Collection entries
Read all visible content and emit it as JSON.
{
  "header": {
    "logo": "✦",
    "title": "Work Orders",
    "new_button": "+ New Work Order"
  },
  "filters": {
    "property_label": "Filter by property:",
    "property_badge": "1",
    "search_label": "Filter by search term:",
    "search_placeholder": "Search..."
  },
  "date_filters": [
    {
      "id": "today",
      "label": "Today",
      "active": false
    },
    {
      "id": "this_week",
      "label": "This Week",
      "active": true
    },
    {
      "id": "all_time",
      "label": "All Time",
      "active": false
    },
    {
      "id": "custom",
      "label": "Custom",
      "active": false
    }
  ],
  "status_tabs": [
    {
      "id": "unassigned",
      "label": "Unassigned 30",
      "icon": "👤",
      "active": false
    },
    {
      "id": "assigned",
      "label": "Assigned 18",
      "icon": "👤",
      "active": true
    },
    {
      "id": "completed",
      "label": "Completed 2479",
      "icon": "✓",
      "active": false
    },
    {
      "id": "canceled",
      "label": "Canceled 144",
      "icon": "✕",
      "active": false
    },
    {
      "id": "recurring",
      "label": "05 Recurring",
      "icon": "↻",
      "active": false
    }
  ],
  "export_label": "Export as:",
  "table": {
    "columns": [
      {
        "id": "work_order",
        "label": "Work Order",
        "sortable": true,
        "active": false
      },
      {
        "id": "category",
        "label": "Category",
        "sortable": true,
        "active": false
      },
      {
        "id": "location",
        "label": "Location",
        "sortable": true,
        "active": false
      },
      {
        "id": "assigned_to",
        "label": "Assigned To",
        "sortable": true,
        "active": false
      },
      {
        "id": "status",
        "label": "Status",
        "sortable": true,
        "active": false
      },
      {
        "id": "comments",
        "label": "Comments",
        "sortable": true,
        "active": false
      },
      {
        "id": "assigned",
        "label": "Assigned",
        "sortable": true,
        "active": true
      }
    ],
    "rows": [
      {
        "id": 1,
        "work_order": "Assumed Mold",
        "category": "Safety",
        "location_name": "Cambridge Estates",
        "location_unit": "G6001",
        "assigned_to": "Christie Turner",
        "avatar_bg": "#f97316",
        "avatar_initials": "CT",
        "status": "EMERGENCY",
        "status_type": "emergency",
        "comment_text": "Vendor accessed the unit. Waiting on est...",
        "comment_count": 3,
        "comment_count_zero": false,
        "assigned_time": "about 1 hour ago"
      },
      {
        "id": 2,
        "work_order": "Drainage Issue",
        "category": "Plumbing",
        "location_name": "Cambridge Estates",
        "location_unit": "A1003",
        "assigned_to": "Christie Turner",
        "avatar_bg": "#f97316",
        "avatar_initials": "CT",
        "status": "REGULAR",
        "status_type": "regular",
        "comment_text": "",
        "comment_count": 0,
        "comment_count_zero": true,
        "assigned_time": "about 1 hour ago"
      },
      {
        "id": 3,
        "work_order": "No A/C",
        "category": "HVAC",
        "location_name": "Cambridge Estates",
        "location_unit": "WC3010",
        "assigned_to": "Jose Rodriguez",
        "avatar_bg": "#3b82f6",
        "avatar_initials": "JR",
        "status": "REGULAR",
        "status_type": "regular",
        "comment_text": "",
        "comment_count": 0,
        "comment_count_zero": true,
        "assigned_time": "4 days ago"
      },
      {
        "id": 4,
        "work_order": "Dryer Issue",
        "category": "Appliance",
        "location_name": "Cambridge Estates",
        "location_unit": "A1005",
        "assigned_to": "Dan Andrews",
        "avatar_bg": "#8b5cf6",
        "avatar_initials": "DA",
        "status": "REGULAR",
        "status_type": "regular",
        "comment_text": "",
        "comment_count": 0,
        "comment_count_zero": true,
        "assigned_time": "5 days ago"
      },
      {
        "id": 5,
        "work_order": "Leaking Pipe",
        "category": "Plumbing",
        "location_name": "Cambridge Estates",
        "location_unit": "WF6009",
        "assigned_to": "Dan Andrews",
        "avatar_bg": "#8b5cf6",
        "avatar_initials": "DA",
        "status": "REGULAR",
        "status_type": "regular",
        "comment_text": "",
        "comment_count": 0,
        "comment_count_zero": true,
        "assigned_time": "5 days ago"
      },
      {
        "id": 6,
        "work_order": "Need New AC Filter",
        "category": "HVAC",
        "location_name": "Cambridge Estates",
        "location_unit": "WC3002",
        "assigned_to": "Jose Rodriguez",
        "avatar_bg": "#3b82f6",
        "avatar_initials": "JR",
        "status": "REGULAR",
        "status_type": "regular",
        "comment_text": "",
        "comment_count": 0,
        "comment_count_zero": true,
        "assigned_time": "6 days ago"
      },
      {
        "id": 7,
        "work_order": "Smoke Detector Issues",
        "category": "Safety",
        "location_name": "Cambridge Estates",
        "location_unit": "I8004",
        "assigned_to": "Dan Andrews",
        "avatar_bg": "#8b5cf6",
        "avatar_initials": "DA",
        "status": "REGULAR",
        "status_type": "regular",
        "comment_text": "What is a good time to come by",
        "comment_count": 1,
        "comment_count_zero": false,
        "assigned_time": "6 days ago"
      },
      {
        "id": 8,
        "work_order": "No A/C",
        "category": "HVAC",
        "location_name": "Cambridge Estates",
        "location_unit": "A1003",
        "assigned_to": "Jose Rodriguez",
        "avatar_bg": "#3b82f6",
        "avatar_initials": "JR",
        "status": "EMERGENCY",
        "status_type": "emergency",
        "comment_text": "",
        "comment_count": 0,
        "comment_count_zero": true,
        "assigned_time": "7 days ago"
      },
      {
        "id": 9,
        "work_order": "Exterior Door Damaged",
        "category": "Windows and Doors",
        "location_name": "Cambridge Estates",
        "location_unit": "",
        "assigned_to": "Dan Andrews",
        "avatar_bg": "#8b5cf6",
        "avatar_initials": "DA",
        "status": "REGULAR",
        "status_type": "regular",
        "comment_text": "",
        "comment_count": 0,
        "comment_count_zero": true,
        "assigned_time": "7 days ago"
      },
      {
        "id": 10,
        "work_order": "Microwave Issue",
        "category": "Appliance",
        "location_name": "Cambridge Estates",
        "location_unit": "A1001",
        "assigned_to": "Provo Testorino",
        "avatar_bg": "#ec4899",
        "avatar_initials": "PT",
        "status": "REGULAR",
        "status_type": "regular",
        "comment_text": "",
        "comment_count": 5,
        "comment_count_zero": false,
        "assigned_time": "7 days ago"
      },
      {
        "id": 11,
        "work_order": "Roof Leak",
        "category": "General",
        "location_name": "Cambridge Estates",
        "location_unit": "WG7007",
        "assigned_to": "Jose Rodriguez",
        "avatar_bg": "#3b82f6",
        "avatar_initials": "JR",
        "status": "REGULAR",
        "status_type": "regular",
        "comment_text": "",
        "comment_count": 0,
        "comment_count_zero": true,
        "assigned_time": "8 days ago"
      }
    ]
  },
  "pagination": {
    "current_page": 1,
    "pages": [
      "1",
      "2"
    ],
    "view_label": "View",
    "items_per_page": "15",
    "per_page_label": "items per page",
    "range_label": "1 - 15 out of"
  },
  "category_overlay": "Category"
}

Required task: Copy out each line exactly.

Result for this exercise:
Read all visible content and emit it as JSON.
{
  "header": {
    "logo": "✦",
    "title": "Work Orders",
    "new_button": "+ New Work Order"
  },
  "filters": {
    "property_label": "Filter by property:",
    "property_badge": "1",
    "search_label": "Filter by search term:",
    "search_placeholder": "Search..."
  },
  "date_filters": [
    {
      "id": "today",
      "label": "Today",
      "active": false
    },
    {
      "id": "this_week",
      "label": "This Week",
      "active": true
    },
    {
      "id": "all_time",
      "label": "All Time",
      "active": false
    },
    {
      "id": "custom",
      "label": "Custom",
      "active": false
    }
  ],
  "status_tabs": [
    {
      "id": "unassigned",
      "label": "Unassigned 30",
      "icon": "👤",
      "active": false
    },
    {
      "id": "assigned",
      "label": "Assigned 18",
      "icon": "👤",
      "active": true
    },
    {
      "id": "completed",
      "label": "Completed 2479",
      "icon": "✓",
      "active": false
    },
    {
      "id": "canceled",
      "label": "Canceled 144",
      "icon": "✕",
      "active": false
    },
    {
      "id": "recurring",
      "label": "05 Recurring",
      "icon": "↻",
      "active": false
    }
  ],
  "export_label": "Export as:",
  "table": {
    "columns": [
      {
        "id": "work_order",
        "label": "Work Order",
        "sortable": true,
        "active": false
      },
      {
        "id": "category",
        "label": "Category",
        "sortable": true,
        "active": false
      },
      {
        "id": "location",
        "label": "Location",
        "sortable": true,
        "active": false
      },
      {
        "id": "assigned_to",
        "label": "Assigned To",
        "sortable": true,
        "active": false
      },
      {
        "id": "status",
        "label": "Status",
        "sortable": true,
        "active": false
      },
      {
        "id": "comments",
        "label": "Comments",
        "sortable": true,
        "active": false
      },
      {
        "id": "assigned",
        "label": "Assigned",
        "sortable": true,
        "active": true
      }
    ],
    "rows": [
      {
        "id": 1,
        "work_order": "Assumed Mold",
        "category": "Safety",
        "location_name": "Cambridge Estates",
        "location_unit": "G6001",
        "assigned_to": "Christie Turner",
        "avatar_bg": "#f97316",
        "avatar_initials": "CT",
        "status": "EMERGENCY",
        "status_type": "emergency",
        "comment_text": "Vendor accessed the unit. Waiting on est...",
        "comment_count": 3,
        "comment_count_zero": false,
        "assigned_time": "about 1 hour ago"
      },
      {
        "id": 2,
        "work_order": "Drainage Issue",
        "category": "Plumbing",
        "location_name": "Cambridge Estates",
        "location_unit": "A1003",
        "assigned_to": "Christie Turner",
        "avatar_bg": "#f97316",
        "avatar_initials": "CT",
        "status": "REGULAR",
        "status_type": "regular",
        "comment_text": "",
        "comment_count": 0,
        "comment_count_zero": true,
        "assigned_time": "about 1 hour ago"
      },
      {
        "id": 3,
        "work_order": "No A/C",
        "category": "HVAC",
        "location_name": "Cambridge Estates",
        "location_unit": "WC3010",
        "assigned_to": "Jose Rodriguez",
        "avatar_bg": "#3b82f6",
        "avatar_initials": "JR",
        "status": "REGULAR",
        "status_type": "regular",
        "comment_text": "",
        "comment_count": 0,
        "comment_count_zero": true,
        "assigned_time": "4 days ago"
      },
      {
        "id": 4,
        "work_order": "Dryer Issue",
        "category": "Appliance",
        "location_name": "Cambridge Estates",
        "location_unit": "A1005",
        "assigned_to": "Dan Andrews",
        "avatar_bg": "#8b5cf6",
        "avatar_initials": "DA",
        "status": "REGULAR",
        "status_type": "regular",
        "comment_text": "",
        "comment_count": 0,
        "comment_count_zero": true,
        "assigned_time": "5 days ago"
      },
      {
        "id": 5,
        "work_order": "Leaking Pipe",
        "category": "Plumbing",
        "location_name": "Cambridge Estates",
        "location_unit": "WF6009",
        "assigned_to": "Dan Andrews",
        "avatar_bg": "#8b5cf6",
        "avatar_initials": "DA",
        "status": "REGULAR",
        "status_type": "regular",
        "comment_text": "",
        "comment_count": 0,
        "comment_count_zero": true,
        "assigned_time": "5 days ago"
      },
      {
        "id": 6,
        "work_order": "Need New AC Filter",
        "category": "HVAC",
        "location_name": "Cambridge Estates",
        "location_unit": "WC3002",
        "assigned_to": "Jose Rodriguez",
        "avatar_bg": "#3b82f6",
        "avatar_initials": "JR",
        "status": "REGULAR",
        "status_type": "regular",
        "comment_text": "",
        "comment_count": 0,
        "comment_count_zero": true,
        "assigned_time": "6 days ago"
      },
      {
        "id": 7,
        "work_order": "Smoke Detector Issues",
        "category": "Safety",
        "location_name": "Cambridge Estates",
        "location_unit": "I8004",
        "assigned_to": "Dan Andrews",
        "avatar_bg": "#8b5cf6",
        "avatar_initials": "DA",
        "status": "REGULAR",
        "status_type": "regular",
        "comment_text": "What is a good time to come by",
        "comment_count": 1,
        "comment_count_zero": false,
        "assigned_time": "6 days ago"
      },
      {
        "id": 8,
        "work_order": "No A/C",
        "category": "HVAC",
        "location_name": "Cambridge Estates",
        "location_unit": "A1003",
        "assigned_to": "Jose Rodriguez",
        "avatar_bg": "#3b82f6",
        "avatar_initials": "JR",
        "status": "EMERGENCY",
        "status_type": "emergency",
        "comment_text": "",
        "comment_count": 0,
        "comment_count_zero": true,
        "assigned_time": "7 days ago"
      },
      {
        "id": 9,
        "work_order": "Exterior Door Damaged",
        "category": "Windows and Doors",
        "location_name": "Cambridge Estates",
        "location_unit": "",
        "assigned_to": "Dan Andrews",
        "avatar_bg": "#8b5cf6",
        "avatar_initials": "DA",
        "status": "REGULAR",
        "status_type": "regular",
        "comment_text": "",
        "comment_count": 0,
        "comment_count_zero": true,
        "assigned_time": "7 days ago"
      },
      {
        "id": 10,
        "work_order": "Microwave Issue",
        "category": "Appliance",
        "location_name": "Cambridge Estates",
        "location_unit": "A1001",
        "assigned_to": "Provo Testorino",
        "avatar_bg": "#ec4899",
        "avatar_initials": "PT",
        "status": "REGULAR",
        "status_type": "regular",
        "comment_text": "",
        "comment_count": 5,
        "comment_count_zero": false,
        "assigned_time": "7 days ago"
      },
      {
        "id": 11,
        "work_order": "Roof Leak",
        "category": "General",
        "location_name": "Cambridge Estates",
        "location_unit": "WG7007",
        "assigned_to": "Jose Rodriguez",
        "avatar_bg": "#3b82f6",
        "avatar_initials": "JR",
        "status": "REGULAR",
        "status_type": "regular",
        "comment_text": "",
        "comment_count": 0,
        "comment_count_zero": true,
        "assigned_time": "8 days ago"
      }
    ]
  },
  "pagination": {
    "current_page": 1,
    "pages": [
      "1",
      "2"
    ],
    "view_label": "View",
    "items_per_page": "15",
    "per_page_label": "items per page",
    "range_label": "1 - 15 out of"
  },
  "category_overlay": "Category"
}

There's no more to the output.